# [To be done]
Would you copy out the whole listing exactly as given?

# [Supplied data]

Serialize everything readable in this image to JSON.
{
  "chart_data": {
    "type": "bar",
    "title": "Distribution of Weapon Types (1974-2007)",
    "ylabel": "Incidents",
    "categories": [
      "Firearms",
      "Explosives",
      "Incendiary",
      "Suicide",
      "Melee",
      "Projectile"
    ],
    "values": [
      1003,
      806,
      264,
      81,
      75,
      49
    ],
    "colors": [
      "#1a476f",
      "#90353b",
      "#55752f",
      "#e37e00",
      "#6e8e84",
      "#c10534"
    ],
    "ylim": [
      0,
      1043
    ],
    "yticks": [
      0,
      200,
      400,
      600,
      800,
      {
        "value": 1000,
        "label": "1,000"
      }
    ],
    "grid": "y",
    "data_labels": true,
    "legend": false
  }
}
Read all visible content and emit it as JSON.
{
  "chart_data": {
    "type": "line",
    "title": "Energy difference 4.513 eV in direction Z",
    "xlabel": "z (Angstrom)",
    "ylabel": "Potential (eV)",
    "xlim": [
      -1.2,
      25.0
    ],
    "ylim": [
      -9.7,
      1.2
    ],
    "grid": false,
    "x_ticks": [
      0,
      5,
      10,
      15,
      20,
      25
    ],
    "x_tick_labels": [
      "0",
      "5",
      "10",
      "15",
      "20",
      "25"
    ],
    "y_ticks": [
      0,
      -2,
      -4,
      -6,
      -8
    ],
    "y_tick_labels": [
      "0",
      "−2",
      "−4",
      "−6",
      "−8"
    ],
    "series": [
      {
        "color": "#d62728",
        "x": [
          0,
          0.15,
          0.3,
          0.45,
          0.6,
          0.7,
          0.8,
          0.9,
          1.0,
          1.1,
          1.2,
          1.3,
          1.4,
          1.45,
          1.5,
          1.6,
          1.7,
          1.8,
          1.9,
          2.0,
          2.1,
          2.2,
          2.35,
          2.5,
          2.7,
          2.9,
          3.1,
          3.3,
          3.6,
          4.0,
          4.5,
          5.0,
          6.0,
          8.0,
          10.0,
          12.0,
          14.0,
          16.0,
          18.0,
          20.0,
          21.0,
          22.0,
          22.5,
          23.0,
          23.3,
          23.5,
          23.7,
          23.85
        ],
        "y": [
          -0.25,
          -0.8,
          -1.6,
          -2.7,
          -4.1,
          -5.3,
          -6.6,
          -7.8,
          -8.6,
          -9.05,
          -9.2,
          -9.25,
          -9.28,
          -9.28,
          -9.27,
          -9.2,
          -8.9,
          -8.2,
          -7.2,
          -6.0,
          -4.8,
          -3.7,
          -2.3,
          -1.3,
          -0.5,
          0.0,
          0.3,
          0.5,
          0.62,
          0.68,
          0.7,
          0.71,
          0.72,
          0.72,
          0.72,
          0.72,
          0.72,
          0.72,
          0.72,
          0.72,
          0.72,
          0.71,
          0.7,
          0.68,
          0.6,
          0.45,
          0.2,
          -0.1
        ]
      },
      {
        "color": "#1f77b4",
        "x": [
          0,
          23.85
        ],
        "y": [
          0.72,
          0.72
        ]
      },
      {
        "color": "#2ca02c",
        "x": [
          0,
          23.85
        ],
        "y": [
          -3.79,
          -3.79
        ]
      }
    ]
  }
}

# [Task output]
Serialize everything readable in this image to JSON.
{
  "chart_data": {
    "type": "bar",
    "title": "Distribution of Weapon Types (1974-2007)",
    "ylabel": "Incidents",
    "categories": [
      "Firearms",
      "Explosives",
      "Incendiary",
      "Suicide",
      "Melee",
      "Projectile"
    ],
    "values": [
      1003,
      806,
      264,
      81,
      75,
      49
    ],
    "colors": [
      "#1a476f",
      "#90353b",
      "#55752f",
      "#e37e00",
      "#6e8e84",
      "#c10534"
    ],
    "ylim": [
      0,
      1043
    ],
    "yticks": [
      0,
      200,
      400,
      600,
      800,
      {
        "value": 1000,
        "label": "1,000"
      }
    ],
    "grid": "y",
    "data_labels": true,
    "legend": false
  }
}
Read all visible content and emit it as JSON.
{
  "chart_data": {
    "type": "line",
    "title": "Energy difference 4.513 eV in direction Z",
    "xlabel": "z (Angstrom)",
    "ylabel": "Potential (eV)",
    "xlim": [
      -1.2,
      25.0
    ],
    "ylim": [
      -9.7,
      1.2
    ],
    "grid": false,
    "x_ticks": [
      0,
      5,
      10,
      15,
      20,
      25
    ],
    "x_tick_labels": [
      "0",
      "5",
      "10",
      "15",
      "20",
      "25"
    ],
    "y_ticks": [
      0,
      -2,
      -4,
      -6,
      -8
    ],
    "y_tick_labels": [
      "0",
      "−2",
      "−4",
      "−6",
      "−8"
    ],
    "series": [
      {
        "color": "#d62728",
        "x": [
          0,
          0.15,
          0.3,
          0.45,
          0.6,
          0.7,
          0.8,
          0.9,
          1.0,
          1.1,
          1.2,
          1.3,
          1.4,
          1.45,
          1.5,
          1.6,
          1.7,
          1.8,
          1.9,
          2.0,
          2.1,
          2.2,
          2.35,
          2.5,
          2.7,
          2.9,
          3.1,
          3.3,
          3.6,
          4.0,
          4.5,
          5.0,
          6.0,
          8.0,
          10.0,
          12.0,
          14.0,
          16.0,
          18.0,
          20.0,
          21.0,
          22.0,
          22.5,
          23.0,
          23.3,
          23.5,
          23.7,
          23.85
        ],
        "y": [
          -0.25,
          -0.8,
          -1.6,
          -2.7,
          -4.1,
          -5.3,
          -6.6,
          -7.8,
          -8.6,
          -9.05,
          -9.2,
          -9.25,
          -9.28,
          -9.28,
          -9.27,
          -9.2,
          -8.9,
          -8.2,
          -7.2,
          -6.0,
          -4.8,
          -3.7,
          -2.3,
          -1.3,
          -0.5,
          0.0,
          0.3,
          0.5,
          0.62,
          0.68,
          0.7,
          0.71,
          0.72,
          0.72,
          0.72,
          0.72,
          0.72,
          0.72,
          0.72,
          0.72,
          0.72,
          0.71,
          0.7,
          0.68,
          0.6,
          0.45,
          0.2,
          -0.1
        ]
      },
      {
        "color": "#1f77b4",
        "x": [
          0,
          23.85
        ],
        "y": [
          0.72,
          0.72
        ]
      },
      {
        "color": "#2ca02c",
        "x": [
          0,
          23.85
        ],
        "y": [
          -3.79,
          -3.79
        ]
      }
    ]
  }
}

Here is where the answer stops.